> Task prompt
Print out every record exactly as it appears.

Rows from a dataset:
'''
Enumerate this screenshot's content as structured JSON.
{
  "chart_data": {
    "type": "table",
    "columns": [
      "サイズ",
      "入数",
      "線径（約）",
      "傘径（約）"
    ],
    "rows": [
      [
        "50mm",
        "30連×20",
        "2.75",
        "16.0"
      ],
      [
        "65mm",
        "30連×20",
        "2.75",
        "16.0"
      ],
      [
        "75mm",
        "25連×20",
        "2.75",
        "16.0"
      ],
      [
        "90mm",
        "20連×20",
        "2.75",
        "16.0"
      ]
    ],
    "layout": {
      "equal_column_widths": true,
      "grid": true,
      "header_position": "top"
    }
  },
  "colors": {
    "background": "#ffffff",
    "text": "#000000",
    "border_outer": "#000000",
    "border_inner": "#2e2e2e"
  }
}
'''
> Solution to the exercise
Enumerate this screenshot's content as structured JSON.
{
  "chart_data": {
    "type": "table",
    "columns": [
      "サイズ",
      "入数",
      "線径（約）",
      "傘径（約）"
    ],
    "rows": [
      [
        "50mm",
        "30連×20",
        "2.75",
        "16.0"
      ],
      [
        "65mm",
        "30連×20",
        "2.75",
        "16.0"
      ],
      [
        "75mm",
        "25連×20",
        "2.75",
        "16.0"
      ],
      [
        "90mm",
        "20連×20",
        "2.75",
        "16.0"
      ]
    ],
    "layout": {
      "equal_column_widths": true,
      "grid": true,
      "header_position": "top"
    }
  },
  "colors": {
    "background": "#ffffff",
    "text": "#000000",
    "border_outer": "#000000",
    "border_inner": "#2e2e2e"
  }
}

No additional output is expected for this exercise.